=== Data listing ===
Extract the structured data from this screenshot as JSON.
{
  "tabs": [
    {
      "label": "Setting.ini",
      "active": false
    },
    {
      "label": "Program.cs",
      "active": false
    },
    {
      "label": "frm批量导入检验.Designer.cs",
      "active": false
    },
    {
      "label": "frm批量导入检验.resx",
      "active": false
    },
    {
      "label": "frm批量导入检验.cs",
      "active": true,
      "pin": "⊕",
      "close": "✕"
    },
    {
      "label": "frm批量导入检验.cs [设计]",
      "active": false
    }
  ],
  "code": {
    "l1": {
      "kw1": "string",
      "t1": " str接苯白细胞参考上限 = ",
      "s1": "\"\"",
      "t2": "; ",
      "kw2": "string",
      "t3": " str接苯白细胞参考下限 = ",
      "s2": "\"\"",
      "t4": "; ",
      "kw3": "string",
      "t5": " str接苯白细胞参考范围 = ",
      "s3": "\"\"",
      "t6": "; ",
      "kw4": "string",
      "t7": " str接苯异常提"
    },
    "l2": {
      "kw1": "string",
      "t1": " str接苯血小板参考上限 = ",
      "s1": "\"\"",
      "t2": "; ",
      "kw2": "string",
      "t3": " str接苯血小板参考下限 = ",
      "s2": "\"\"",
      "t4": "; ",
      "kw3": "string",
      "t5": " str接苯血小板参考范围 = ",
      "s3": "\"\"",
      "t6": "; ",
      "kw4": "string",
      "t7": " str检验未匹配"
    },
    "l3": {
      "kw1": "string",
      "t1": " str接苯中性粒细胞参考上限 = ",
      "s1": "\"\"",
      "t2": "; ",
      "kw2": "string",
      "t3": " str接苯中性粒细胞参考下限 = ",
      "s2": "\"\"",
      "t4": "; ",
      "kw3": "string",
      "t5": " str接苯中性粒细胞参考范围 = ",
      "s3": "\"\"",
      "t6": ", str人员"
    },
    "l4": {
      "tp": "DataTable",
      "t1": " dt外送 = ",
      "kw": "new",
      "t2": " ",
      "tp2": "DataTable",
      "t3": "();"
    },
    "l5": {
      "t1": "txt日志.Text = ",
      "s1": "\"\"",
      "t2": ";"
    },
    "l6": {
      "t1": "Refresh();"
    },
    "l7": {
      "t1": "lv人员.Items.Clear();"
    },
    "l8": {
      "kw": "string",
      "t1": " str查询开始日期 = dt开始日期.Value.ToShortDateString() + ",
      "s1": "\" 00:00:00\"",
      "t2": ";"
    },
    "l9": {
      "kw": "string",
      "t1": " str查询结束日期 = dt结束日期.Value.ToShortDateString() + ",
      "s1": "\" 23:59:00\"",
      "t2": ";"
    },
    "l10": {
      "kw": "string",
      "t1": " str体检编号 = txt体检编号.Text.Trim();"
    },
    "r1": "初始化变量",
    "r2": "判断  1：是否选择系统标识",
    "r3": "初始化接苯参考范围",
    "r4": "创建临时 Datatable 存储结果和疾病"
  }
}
===
Aim of the task -
Using the data above, reproduce every line exactly.

Result of this exercise -
Extract the structured data from this screenshot as JSON.
{
  "tabs": [
    {
      "label": "Setting.ini",
      "active": false
    },
    {
      "label": "Program.cs",
      "active": false
    },
    {
      "label": "frm批量导入检验.Designer.cs",
      "active": false
    },
    {
      "label": "frm批量导入检验.resx",
      "active": false
    },
    {
      "label": "frm批量导入检验.cs",
      "active": true,
      "pin": "⊕",
      "close": "✕"
    },
    {
      "label": "frm批量导入检验.cs [设计]",
      "active": false
    }
  ],
  "code": {
    "l1": {
      "kw1": "string",
      "t1": " str接苯白细胞参考上限 = ",
      "s1": "\"\"",
      "t2": "; ",
      "kw2": "string",
      "t3": " str接苯白细胞参考下限 = ",
      "s2": "\"\"",
      "t4": "; ",
      "kw3": "string",
      "t5": " str接苯白细胞参考范围 = ",
      "s3": "\"\"",
      "t6": "; ",
      "kw4": "string",
      "t7": " str接苯异常提"
    },
    "l2": {
      "kw1": "string",
      "t1": " str接苯血小板参考上限 = ",
      "s1": "\"\"",
      "t2": "; ",
      "kw2": "string",
      "t3": " str接苯血小板参考下限 = ",
      "s2": "\"\"",
      "t4": "; ",
      "kw3": "string",
      "t5": " str接苯血小板参考范围 = ",
      "s3": "\"\"",
      "t6": "; ",
      "kw4": "string",
      "t7": " str检验未匹配"
    },
    "l3": {
      "kw1": "string",
      "t1": " str接苯中性粒细胞参考上限 = ",
      "s1": "\"\"",
      "t2": "; ",
      "kw2": "string",
      "t3": " str接苯中性粒细胞参考下限 = ",
      "s2": "\"\"",
      "t4": "; ",
      "kw3": "string",
      "t5": " str接苯中性粒细胞参考范围 = ",
      "s3": "\"\"",
      "t6": ", str人员"
    },
    "l4": {
      "tp": "DataTable",
      "t1": " dt外送 = ",
      "kw": "new",
      "t2": " ",
      "tp2": "DataTable",
      "t3": "();"
    },
    "l5": {
      "t1": "txt日志.Text = ",
      "s1": "\"\"",
      "t2": ";"
    },
    "l6": {
      "t1": "Refresh();"
    },
    "l7": {
      "t1": "lv人员.Items.Clear();"
    },
    "l8": {
      "kw": "string",
      "t1": " str查询开始日期 = dt开始日期.Value.ToShortDateString() + ",
      "s1": "\" 00:00:00\"",
      "t2": ";"
    },
    "l9": {
      "kw": "string",
      "t1": " str查询结束日期 = dt结束日期.Value.ToShortDateString() + ",
      "s1": "\" 23:59:00\"",
      "t2": ";"
    },
    "l10": {
      "kw": "string",
      "t1": " str体检编号 = txt体检编号.Text.Trim();"
    },
    "r1": "初始化变量",
    "r2": "判断  1：是否选择系统标识",
    "r3": "初始化接苯参考范围",
    "r4": "创建临时 Datatable 存储结果和疾病"
  }
}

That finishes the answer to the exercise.